What to do:
Search the records for "المشتريات". Copy every line where it appears.

-- begin --

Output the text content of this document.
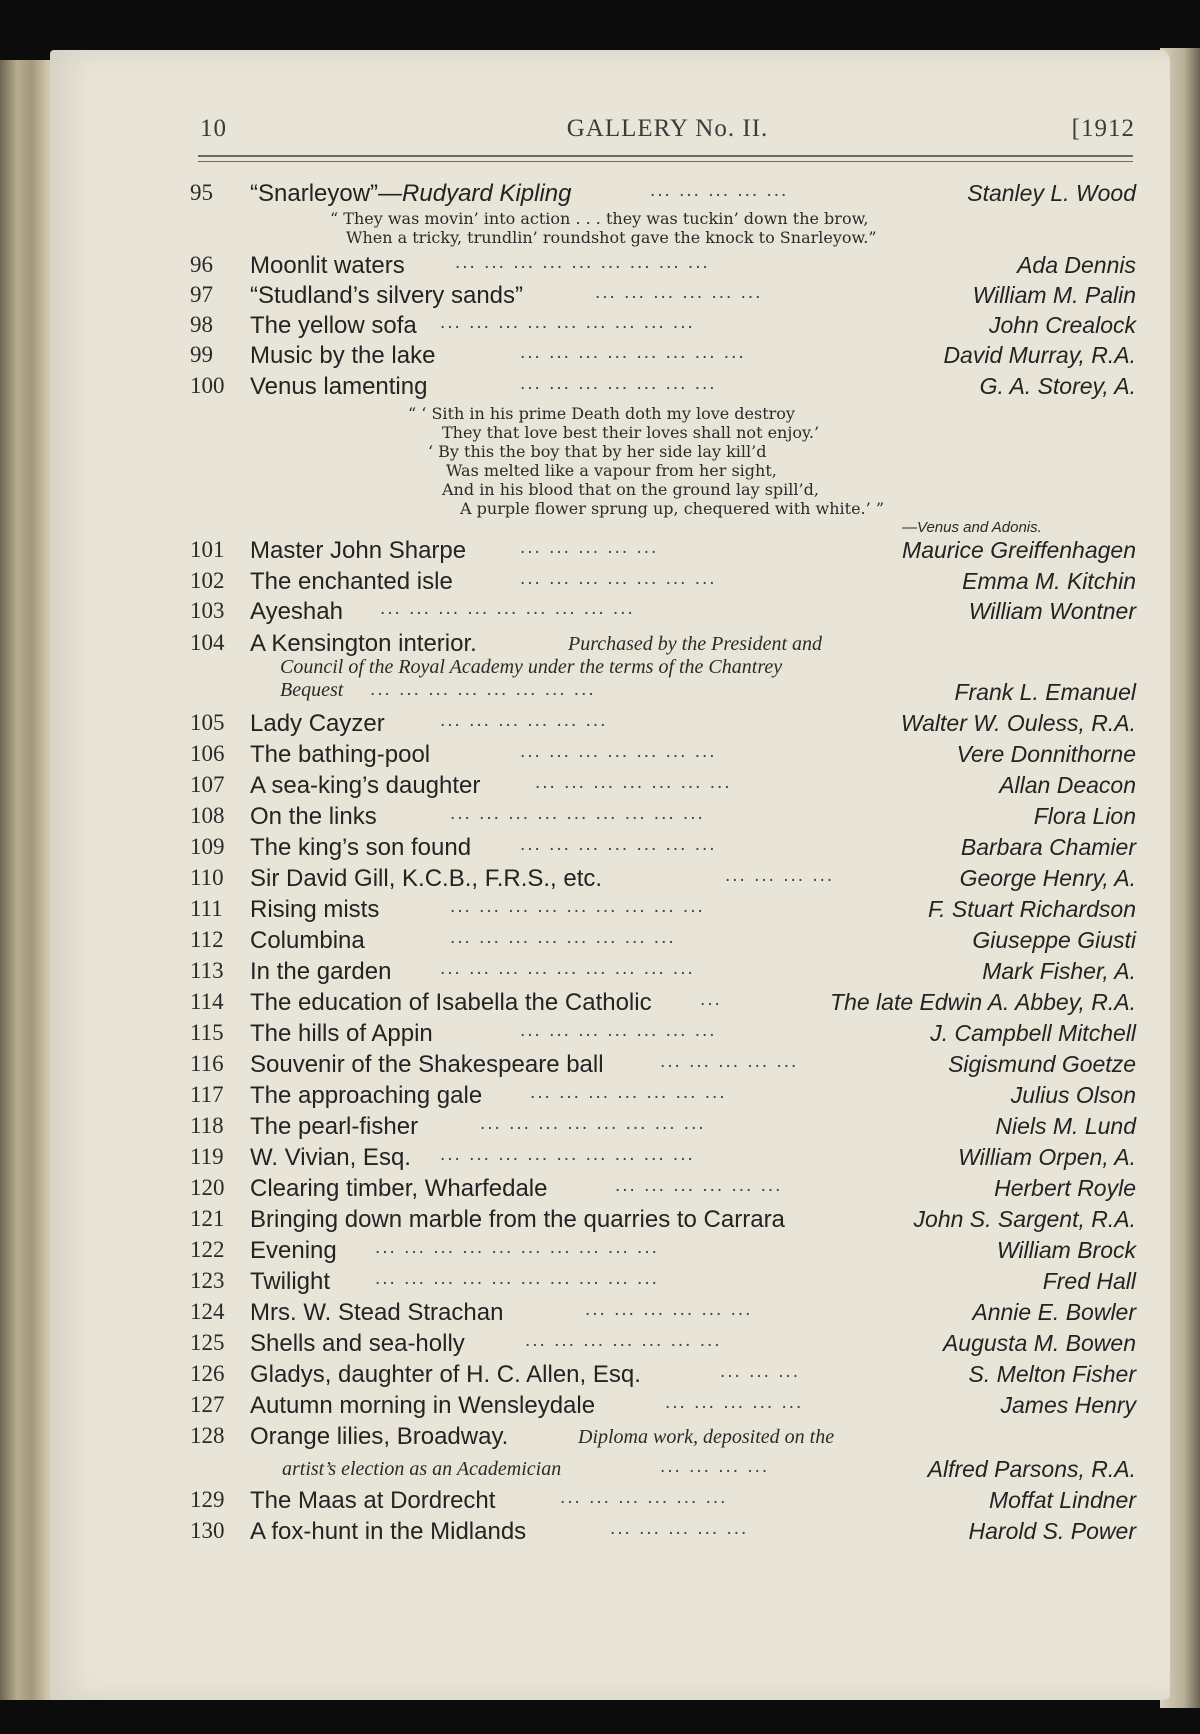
10	GALLERY No. II.	[1912
95	“Snarleyow”—Rudyard Kipling	... ... ... ... ...	Stanley L. Wood
“ They was movin’ into action . . . they was tuckin’ down the brow,
When a tricky, trundlin’ roundshot gave the knock to Snarleyow.”
96	Moonlit waters	... ... ... ... ... ... ... ... ...	Ada Dennis
97	“Studland’s silvery sands”	... ... ... ... ... ...	William M. Palin
98	The yellow sofa ... ... ... ... ... ... ... ... ...	John Crealock
99	Music by the lake	... ... ... ... ... ... ... ...	David Murray, R.A.
100	Venus lamenting	... ... ... ... ... ... ...	G. A. Storey, A.
“ ‘ Sith in his prime Death doth my love destroy
They that love best their loves shall not enjoy.’
‘ By this the boy that by her side lay kill’d
Was melted like a vapour from her sight,
And in his blood that on the ground lay spill’d,
A purple flower sprung up, chequered with white.’ ”
—Venus and Adonis.
101	Master John Sharpe	... ... ... ... ...	Maurice Greiffenhagen
102	The enchanted isle	... ... ... ... ... ... ...	Emma M. Kitchin
103	Ayeshah ... ... ... ... ... ... ... ... ...	William Wontner
104	A Kensington interior.	Purchased by the President and
Council of the Royal Academy under the terms of the Chantrey
Bequest ... ... ... ... ... ... ... ...	Frank L. Emanuel
105	Lady Cayzer	... ... ... ... ... ...	Walter W. Ouless, R.A.
106	The bathing-pool	... ... ... ... ... ... ...	Vere Donnithorne
107	A sea-king’s daughter	... ... ... ... ... ... ...	Allan Deacon
108	On the links	... ... ... ... ... ... ... ... ...	Flora Lion
109	The king’s son found	... ... ... ... ... ... ...	Barbara Chamier
110	Sir David Gill, K.C.B., F.R.S., etc.	... ... ... ...	George Henry, A.
111	Rising mists	... ... ... ... ... ... ... ... ...	F. Stuart Richardson
112	Columbina	... ... ... ... ... ... ... ...	Giuseppe Giusti
113	In the garden	... ... ... ... ... ... ... ... ...	Mark Fisher, A.
114	The education of Isabella the Catholic	...	The late Edwin A. Abbey, R.A.
115	The hills of Appin	... ... ... ... ... ... ...	J. Campbell Mitchell
116	Souvenir of the Shakespeare ball	... ... ... ... ...	Sigismund Goetze
117	The approaching gale	... ... ... ... ... ... ...	Julius Olson
118	The pearl-fisher	... ... ... ... ... ... ... ...	Niels M. Lund
119	W. Vivian, Esq. ... ... ... ... ... ... ... ... ...	William Orpen, A.
120	Clearing timber, Wharfedale	... ... ... ... ... ...	Herbert Royle
121	Bringing down marble from the quarries to Carrara	John S. Sargent, R.A.
122	Evening ... ... ... ... ... ... ... ... ... ...	William Brock
123	Twilight ... ... ... ... ... ... ... ... ... ...	Fred Hall
124	Mrs. W. Stead Strachan	... ... ... ... ... ...	Annie E. Bowler
125	Shells and sea-holly	... ... ... ... ... ... ...	Augusta M. Bowen
126	Gladys, daughter of H. C. Allen, Esq.	... ... ...	S. Melton Fisher
127	Autumn morning in Wensleydale	... ... ... ... ...	James Henry
128	Orange lilies, Broadway.	Diploma work, deposited on the
artist’s election as an Academician	... ... ... ...	Alfred Parsons, R.A.
129	The Maas at Dordrecht	... ... ... ... ... ...	Moffat Lindner
130	A fox-hunt in the Midlands	... ... ... ... ...	Harold S. Power
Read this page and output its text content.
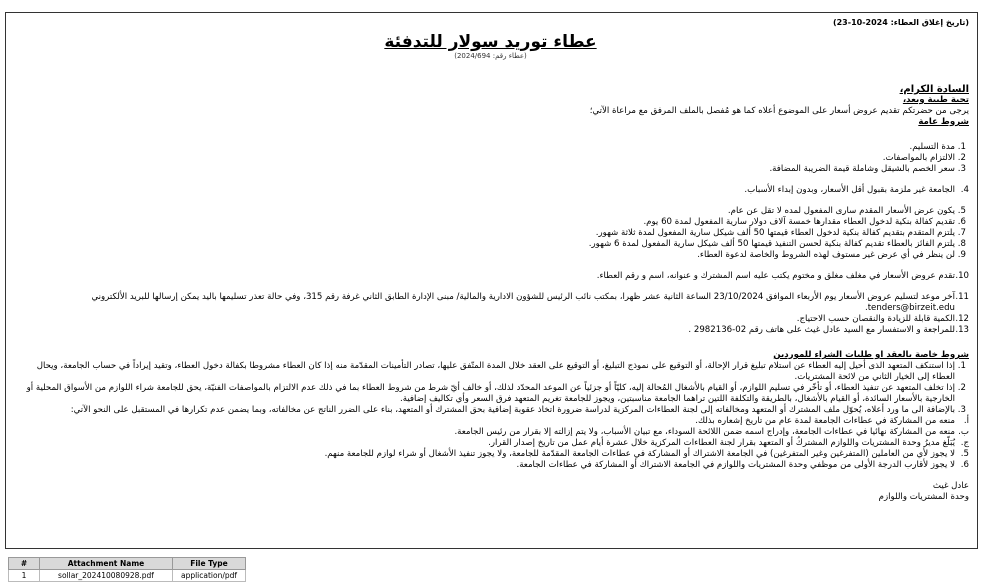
(تاريخ إغلاق العطاء: 2024-10-23)
عطاء توريد سولار للتدفئة
(عطاء رقم: 2024/694)
السادة الكرام،
تحية طيبة وبعد،

يرجى من حضرتكم تقديم عروض أسعار على الموضوع أعلاه كما هو مُفصل بالملف المرفق مع مراعاة الآتي؛

شروط عامة
1. مدة التسليم.
2. الالتزام بالمواصفات.
3. سعر الخصم بالشيقل وشاملة قيمة الضريبة المضافة.
4.
الجامعة غير ملزمة بقبول أقل الأسعار، وبدون إبداء الأسباب.
5. يكون عرض الأسعار المقدم سارى المفعول لمده لا تقل عن عام.
6. تقديم كفالة بنكية لدخول العطاء مقدارها خمسة آلاف دولار سارية المفعول لمدة 60 يوم.
7. يلتزم المتقدم بتقديم كفالة بنكية لدخول العطاء قيمتها 50 ألف شيكل سارية المفعول لمدة ثلاثة شهور.
8. يلتزم الفائز بالعطاء تقديم كفالة بنكية لحسن التنفيذ قيمتها 50 ألف شيكل سارية المفعول لمدة 6 شهور.
9. لن ينظر في أي عرض غير مستوف لهذه الشروط والخاصة لدعوة العطاء.
10.
تقدم عروض الأسعار في مغلف مغلق و مختوم يكتب عليه اسم المشترك و عنوانه، اسم و رقم العطاء.
11.
آخر موعد لتسليم عروض الأسعار يوم الأربعاء الموافق 23/10/2024 الساعة الثانية عشر ظهرا، بمكتب نائب الرئيس للشؤون الادارية والمالية/ مبنى الإدارة الطابق الثاني غرفة رقم 315، وفي حالة تعذر تسليمها باليد يمكن إرسالها للبريد الألكتروني tenders@birzeit.edu.
12.
الكمية قابلة للزيادة والنقصان حسب الاحتياج.
13.
للمراجعة و الاستفسار مع السيد عادل غيث على هاتف رقم 02-2982136 .
شروط خاصة بالعقد او طلبات الشراء للموردين
1. إذا استنكف المتعهد الذى أحيل إليه العطاء عن استلام تبليغ قرار الإحالة، أو التوقيع على نموذج التبليغ، أو التوقيع على العقد خلال المدة المتّفق عليها، تصادر التأمينات المقدّمة منه إذا كان العطاء مشروطا بكفالة دخول العطاء، وتقيد إيراداً في حساب الجامعة، ويحال العطاء إلى الخيار الثاني من لائحة المشتريات.
2. إذا تخلف المتعهد عن تنفيذ العطاء، أو تأخّر في تسليم اللوازم، أو القيام بالأشغال المُحالة إليه، كليّاً أو جزئياً عن الموعد المحدّد لذلك، أو خالف أيّ شرط من شروط العطاء بما في ذلك عدم الالتزام بالمواصفات الفنيّة، يحق للجامعة شراء اللوازم من الأسواق المحلية أو الخارجية بالأسعار السائدة، أو القيام بالأشغال، بالطريقة والتكلفة اللتين تراهما الجامعة مناسبتين، ويجوز للجامعة تغريم المتعهد فرق السعر وأي تكاليف إضافية.
3. بالإضافة الى ما ورد أعلاه، يُحوّل ملف المشترك أو المتعهد ومخالفاته إلى لجنة العطاءات المركزية لدراسة ضرورة اتخاذ عقوبة إضافية بحق المشترك أو المتعهد، بناء على الضرر الناتج عن مخالفاته، وبما يضمن عدم تكرارها في المستقبل على النحو الآتي:
أ.
منعه من المشاركة في عطاءات الجامعة لمدة عام من تاريخ إشعاره بذلك.
ب.
منعه من المشاركة نهائيا في عطاءات الجامعة، وإدراج اسمه ضمن اللائحة السوداء، مع تبيان الأسباب، ولا يتم إزالته إلا بقرار من رئيس الجامعة.
ج.
يُبَلّغ مديرُ وحدة المشتريات واللوازم المشتركُ أو المتعهد بقرار لجنة العطاءات المركزية خلال عشرة أيام عمل من تاريخ إصدار القرار.
5.
لا يجوز لأي من العاملين (المتفرغين وغير المتفرغين) في الجامعة الاشتراك أو المشاركة في عطاءات الجامعة المقدّمة للجامعة، ولا يجوز تنفيذ الأشغال أو شراء لوازم للجامعة منهم.
6.
لا يجوز لأقارب الدرجة الأولى من موظفي وحدة المشتريات واللوازم في الجامعة الاشتراك أو المشاركة في عطاءات الجامعة.
عادل غيث
وحدة المشتريات واللوازم
#	Attachment Name	File Type
1	sollar_202410080928.pdf	application/pdf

-- end --

Written response:
1. إذا استنكف المتعهد الذى أحيل إليه العطاء عن استلام تبليغ قرار الإحالة، أو التوقيع على نموذج التبليغ، أو التوقيع على العقد خلال المدة المتّفق عليها، تصادر التأمينات المقدّمة منه إذا كان العطاء مشروطا بكفالة دخول العطاء، وتقيد إيراداً في حساب الجامعة، ويحال العطاء إلى الخيار الثاني من لائحة المشتريات.
يُبَلّغ مديرُ وحدة المشتريات واللوازم المشتركُ أو المتعهد بقرار لجنة العطاءات المركزية خلال عشرة أيام عمل من تاريخ إصدار القرار.
لا يجوز لأقارب الدرجة الأولى من موظفي وحدة المشتريات واللوازم في الجامعة الاشتراك أو المشاركة في عطاءات الجامعة.
وحدة المشتريات واللوازم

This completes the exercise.